## Records for the exercise

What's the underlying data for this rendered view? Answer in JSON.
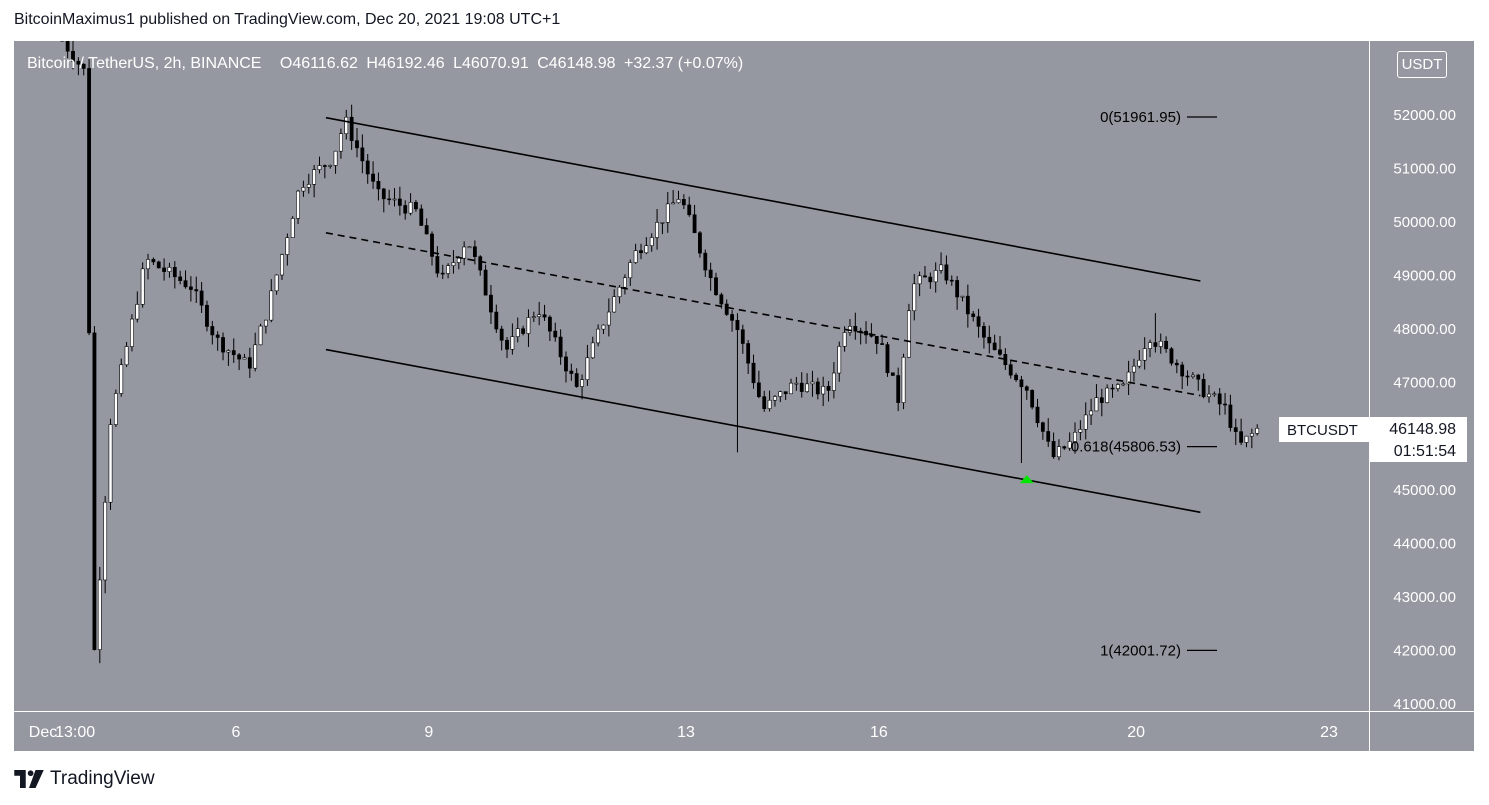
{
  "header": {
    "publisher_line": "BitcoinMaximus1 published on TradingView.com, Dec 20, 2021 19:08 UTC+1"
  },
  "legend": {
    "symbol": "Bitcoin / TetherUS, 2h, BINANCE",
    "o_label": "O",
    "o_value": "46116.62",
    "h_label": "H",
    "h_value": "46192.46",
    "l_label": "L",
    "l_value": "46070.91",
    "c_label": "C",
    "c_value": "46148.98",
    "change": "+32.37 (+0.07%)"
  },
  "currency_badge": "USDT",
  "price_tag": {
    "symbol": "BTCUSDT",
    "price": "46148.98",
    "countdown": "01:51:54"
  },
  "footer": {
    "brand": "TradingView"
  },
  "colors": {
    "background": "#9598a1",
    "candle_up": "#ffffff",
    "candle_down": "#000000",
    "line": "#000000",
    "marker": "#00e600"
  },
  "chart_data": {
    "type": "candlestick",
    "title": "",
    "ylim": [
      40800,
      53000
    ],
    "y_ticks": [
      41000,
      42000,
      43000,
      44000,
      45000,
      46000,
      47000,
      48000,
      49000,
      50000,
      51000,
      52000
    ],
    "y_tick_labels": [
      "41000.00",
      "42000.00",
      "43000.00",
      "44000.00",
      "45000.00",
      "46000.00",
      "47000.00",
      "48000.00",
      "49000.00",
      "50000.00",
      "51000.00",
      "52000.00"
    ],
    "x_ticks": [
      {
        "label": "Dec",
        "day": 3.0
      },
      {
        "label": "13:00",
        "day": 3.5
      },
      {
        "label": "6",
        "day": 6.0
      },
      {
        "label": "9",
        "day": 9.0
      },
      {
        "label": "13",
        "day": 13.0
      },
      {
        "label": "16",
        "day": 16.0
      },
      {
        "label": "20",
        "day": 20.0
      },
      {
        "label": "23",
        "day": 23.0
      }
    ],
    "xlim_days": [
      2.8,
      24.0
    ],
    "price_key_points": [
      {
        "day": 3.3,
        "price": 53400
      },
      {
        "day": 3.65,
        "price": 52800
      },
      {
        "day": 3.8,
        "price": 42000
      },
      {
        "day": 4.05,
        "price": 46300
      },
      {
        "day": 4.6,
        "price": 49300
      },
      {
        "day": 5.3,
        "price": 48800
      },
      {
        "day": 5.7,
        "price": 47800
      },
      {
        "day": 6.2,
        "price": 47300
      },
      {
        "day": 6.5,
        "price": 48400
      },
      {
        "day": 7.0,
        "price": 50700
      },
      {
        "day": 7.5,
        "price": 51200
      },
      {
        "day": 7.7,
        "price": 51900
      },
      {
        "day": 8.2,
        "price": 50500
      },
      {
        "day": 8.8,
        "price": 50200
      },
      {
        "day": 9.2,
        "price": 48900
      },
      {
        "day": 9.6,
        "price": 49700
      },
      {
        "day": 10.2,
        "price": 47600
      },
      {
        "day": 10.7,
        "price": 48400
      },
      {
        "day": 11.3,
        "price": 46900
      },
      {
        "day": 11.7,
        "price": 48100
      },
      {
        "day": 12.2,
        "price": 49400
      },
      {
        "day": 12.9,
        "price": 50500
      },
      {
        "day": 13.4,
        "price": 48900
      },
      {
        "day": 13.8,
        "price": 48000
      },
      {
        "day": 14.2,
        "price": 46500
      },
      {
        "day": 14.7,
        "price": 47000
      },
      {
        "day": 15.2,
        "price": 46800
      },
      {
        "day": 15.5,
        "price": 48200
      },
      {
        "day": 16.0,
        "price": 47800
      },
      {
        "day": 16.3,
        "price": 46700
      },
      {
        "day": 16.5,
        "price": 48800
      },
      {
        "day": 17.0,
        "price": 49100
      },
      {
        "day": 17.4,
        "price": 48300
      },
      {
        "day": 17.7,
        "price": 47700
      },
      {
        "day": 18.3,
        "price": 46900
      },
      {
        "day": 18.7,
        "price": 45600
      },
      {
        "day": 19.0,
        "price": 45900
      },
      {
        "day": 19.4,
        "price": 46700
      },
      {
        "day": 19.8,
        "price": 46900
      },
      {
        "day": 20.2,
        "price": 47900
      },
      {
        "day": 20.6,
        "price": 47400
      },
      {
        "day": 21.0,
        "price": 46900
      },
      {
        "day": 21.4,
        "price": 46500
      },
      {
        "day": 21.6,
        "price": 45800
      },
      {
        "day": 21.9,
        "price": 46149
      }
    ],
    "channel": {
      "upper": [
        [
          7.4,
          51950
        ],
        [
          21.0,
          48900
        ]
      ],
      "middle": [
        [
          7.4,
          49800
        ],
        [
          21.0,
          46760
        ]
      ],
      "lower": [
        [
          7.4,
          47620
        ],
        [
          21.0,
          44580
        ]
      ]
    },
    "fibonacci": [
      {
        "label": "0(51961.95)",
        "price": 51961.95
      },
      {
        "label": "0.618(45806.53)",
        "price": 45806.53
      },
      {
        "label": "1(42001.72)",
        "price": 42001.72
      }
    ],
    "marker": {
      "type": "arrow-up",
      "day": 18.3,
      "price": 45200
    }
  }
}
---
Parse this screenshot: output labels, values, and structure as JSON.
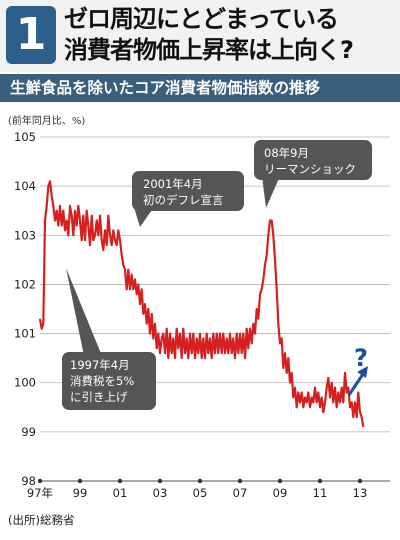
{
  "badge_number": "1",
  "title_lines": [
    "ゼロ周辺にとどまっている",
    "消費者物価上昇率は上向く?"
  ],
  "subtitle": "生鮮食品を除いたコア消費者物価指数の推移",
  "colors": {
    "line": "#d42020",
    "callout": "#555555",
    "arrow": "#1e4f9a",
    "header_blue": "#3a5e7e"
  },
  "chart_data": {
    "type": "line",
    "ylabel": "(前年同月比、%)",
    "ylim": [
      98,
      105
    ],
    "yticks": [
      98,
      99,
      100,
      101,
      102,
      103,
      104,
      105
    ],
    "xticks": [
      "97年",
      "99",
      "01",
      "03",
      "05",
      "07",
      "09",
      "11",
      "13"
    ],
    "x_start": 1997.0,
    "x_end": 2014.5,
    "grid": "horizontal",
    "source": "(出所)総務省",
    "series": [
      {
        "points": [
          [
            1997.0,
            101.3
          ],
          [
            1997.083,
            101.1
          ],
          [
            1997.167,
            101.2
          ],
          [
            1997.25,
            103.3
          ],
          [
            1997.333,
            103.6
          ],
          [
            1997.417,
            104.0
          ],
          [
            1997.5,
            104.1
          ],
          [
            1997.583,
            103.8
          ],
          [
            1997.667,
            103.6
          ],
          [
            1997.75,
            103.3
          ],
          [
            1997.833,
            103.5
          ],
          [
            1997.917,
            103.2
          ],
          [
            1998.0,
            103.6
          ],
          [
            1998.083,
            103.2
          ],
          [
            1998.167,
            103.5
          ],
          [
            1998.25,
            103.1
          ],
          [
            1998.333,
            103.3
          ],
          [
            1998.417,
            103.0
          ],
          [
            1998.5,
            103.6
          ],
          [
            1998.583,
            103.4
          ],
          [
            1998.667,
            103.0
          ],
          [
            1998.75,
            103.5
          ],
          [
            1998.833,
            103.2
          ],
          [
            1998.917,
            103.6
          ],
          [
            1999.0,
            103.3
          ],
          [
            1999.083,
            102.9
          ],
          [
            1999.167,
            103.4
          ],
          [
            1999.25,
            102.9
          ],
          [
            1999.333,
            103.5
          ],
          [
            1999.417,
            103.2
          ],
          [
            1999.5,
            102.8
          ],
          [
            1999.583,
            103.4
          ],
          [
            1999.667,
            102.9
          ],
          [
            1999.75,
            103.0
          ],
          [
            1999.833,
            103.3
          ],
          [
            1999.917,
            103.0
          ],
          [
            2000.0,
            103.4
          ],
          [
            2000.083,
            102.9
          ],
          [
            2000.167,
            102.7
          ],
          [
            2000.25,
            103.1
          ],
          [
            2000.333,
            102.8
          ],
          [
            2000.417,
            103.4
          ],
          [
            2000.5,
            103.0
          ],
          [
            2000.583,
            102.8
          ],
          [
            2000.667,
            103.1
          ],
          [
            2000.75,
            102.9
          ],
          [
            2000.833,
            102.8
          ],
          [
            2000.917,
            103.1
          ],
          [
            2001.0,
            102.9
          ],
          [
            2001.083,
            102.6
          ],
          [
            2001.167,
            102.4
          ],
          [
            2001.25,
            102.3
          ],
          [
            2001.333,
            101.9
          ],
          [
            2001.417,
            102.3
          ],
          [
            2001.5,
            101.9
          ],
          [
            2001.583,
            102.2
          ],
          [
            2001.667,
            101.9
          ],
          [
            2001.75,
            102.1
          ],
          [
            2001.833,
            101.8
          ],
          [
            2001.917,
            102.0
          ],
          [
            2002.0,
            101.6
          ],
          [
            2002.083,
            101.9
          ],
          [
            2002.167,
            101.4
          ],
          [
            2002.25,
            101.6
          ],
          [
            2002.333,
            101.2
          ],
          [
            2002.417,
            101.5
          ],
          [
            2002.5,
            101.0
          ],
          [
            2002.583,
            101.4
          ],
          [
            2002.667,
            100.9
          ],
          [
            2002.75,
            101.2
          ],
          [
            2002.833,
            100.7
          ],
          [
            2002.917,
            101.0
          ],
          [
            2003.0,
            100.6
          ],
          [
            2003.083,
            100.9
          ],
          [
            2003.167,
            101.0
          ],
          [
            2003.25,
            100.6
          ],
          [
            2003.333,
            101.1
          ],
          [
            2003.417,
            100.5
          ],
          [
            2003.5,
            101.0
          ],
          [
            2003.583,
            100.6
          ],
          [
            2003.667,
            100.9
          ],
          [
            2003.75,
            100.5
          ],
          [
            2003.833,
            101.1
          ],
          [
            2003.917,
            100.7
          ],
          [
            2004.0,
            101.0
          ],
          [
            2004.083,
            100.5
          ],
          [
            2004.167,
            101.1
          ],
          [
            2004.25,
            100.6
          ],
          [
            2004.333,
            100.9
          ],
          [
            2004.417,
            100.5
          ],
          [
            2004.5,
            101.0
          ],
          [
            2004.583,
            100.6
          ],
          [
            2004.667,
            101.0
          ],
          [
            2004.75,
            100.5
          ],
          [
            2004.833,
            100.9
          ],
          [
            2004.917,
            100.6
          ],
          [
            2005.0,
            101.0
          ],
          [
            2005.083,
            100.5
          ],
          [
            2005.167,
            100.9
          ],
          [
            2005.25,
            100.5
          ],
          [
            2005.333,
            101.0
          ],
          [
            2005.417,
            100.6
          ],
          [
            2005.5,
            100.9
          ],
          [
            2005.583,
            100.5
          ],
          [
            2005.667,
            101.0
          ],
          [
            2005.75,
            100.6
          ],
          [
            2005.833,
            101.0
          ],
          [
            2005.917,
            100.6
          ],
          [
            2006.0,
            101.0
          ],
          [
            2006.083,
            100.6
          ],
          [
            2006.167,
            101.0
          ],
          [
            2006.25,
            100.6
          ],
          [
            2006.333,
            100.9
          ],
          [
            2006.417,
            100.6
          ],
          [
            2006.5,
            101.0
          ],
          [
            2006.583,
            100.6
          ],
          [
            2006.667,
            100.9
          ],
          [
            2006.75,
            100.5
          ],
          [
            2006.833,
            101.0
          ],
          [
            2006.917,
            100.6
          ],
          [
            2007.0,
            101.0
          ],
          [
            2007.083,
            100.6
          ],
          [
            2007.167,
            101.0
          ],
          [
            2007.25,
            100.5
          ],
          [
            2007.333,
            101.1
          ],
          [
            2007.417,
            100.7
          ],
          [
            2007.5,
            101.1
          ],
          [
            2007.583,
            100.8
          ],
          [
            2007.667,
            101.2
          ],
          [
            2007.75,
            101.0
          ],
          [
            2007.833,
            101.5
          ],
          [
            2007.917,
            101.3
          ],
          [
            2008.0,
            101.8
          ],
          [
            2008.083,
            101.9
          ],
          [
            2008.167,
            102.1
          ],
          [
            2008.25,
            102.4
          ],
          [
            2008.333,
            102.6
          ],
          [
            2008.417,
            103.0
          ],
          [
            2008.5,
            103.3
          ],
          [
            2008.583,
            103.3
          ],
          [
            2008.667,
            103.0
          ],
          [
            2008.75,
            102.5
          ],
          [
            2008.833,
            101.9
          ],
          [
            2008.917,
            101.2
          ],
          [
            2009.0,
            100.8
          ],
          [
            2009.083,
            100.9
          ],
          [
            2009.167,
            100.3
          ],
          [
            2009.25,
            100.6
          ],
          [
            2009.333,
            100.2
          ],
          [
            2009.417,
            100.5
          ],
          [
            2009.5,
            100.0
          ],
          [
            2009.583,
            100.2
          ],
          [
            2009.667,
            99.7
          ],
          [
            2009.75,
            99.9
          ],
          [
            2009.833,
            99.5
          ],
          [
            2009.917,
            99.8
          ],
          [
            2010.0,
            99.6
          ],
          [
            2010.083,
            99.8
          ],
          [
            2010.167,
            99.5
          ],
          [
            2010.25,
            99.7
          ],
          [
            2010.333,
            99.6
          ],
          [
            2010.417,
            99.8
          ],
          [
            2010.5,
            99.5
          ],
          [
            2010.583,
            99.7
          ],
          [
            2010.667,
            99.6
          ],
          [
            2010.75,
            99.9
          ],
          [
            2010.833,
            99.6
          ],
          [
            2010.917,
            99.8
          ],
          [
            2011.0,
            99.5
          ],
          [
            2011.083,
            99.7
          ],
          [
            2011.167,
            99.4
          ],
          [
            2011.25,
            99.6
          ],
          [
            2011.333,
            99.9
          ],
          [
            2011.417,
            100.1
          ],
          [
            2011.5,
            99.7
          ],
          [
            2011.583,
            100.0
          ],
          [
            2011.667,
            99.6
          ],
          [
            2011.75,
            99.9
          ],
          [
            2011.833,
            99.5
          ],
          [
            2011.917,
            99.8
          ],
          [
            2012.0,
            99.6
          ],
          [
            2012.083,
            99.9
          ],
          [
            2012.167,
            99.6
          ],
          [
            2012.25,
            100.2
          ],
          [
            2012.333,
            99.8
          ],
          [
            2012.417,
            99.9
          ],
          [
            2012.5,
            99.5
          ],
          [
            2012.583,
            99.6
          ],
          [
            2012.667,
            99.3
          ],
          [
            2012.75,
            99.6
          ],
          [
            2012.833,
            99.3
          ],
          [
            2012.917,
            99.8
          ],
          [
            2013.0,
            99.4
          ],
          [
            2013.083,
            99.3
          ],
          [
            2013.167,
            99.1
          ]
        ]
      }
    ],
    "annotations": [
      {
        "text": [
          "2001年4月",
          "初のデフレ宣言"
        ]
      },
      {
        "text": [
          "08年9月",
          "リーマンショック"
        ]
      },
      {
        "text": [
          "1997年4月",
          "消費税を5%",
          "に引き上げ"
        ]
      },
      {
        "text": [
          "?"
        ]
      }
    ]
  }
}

## Problem to work on
Establish how many lines of the records contain the string "symbol" and state that number without elaboration.

## Answer
2